# What you will do
Identify every line containing the word "SQLite" and reproduce each one.

# Stored data
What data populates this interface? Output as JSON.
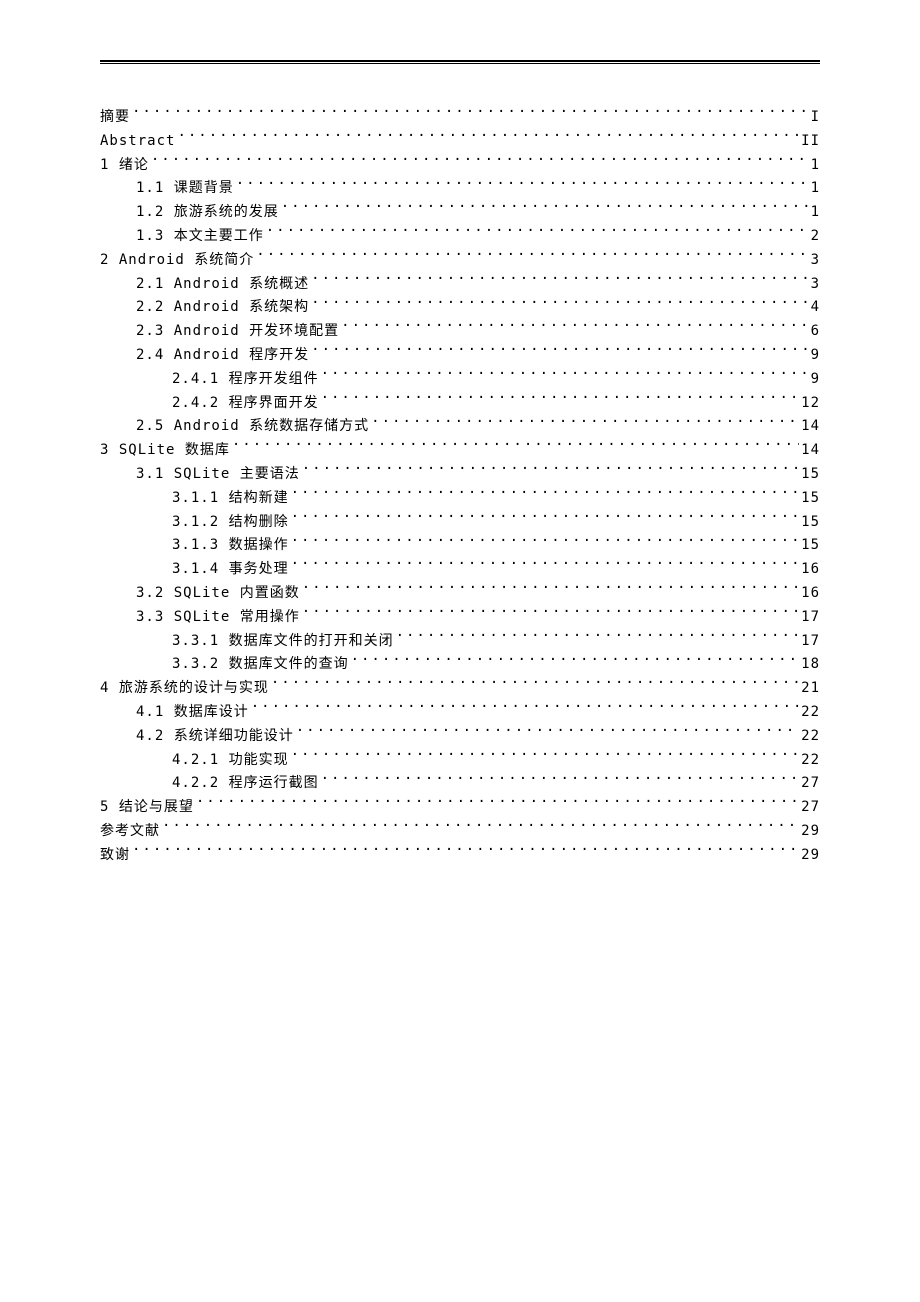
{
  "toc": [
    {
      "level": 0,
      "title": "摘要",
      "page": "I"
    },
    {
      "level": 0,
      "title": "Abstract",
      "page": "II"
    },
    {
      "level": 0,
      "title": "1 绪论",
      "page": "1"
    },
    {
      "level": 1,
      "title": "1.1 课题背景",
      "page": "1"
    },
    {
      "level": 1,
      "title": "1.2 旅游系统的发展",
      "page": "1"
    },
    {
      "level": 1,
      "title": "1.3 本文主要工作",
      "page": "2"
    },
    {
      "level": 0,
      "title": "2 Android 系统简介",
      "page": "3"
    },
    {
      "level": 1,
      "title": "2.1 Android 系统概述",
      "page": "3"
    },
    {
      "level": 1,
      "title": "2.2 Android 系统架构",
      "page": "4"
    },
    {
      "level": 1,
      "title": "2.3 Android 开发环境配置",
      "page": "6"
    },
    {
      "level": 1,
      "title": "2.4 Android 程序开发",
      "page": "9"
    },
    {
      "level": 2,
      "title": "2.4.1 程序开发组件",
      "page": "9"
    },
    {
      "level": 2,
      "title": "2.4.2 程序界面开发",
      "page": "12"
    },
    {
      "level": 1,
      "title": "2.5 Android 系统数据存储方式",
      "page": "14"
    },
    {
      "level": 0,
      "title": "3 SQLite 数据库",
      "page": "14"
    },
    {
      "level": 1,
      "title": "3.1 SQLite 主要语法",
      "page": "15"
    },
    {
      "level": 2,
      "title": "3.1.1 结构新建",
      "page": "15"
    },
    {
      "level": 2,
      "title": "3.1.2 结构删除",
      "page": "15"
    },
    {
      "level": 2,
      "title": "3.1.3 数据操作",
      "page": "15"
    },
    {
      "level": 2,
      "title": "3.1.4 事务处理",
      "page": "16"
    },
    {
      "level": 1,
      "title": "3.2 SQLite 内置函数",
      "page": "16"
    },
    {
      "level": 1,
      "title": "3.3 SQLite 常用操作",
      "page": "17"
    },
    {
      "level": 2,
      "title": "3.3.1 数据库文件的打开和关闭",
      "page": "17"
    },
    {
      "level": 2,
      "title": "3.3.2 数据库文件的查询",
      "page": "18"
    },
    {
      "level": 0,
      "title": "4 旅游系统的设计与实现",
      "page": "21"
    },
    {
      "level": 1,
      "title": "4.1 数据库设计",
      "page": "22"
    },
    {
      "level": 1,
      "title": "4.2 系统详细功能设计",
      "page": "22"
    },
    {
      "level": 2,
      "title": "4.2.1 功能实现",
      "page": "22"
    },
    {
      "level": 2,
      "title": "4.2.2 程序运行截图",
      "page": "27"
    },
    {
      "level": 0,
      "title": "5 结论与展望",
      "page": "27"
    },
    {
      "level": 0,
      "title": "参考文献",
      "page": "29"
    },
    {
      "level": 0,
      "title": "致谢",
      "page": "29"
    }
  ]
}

# Right answer
      "title": "3 SQLite 数据库",
      "title": "3.1 SQLite 主要语法",
      "title": "3.2 SQLite 内置函数",
      "title": "3.3 SQLite 常用操作",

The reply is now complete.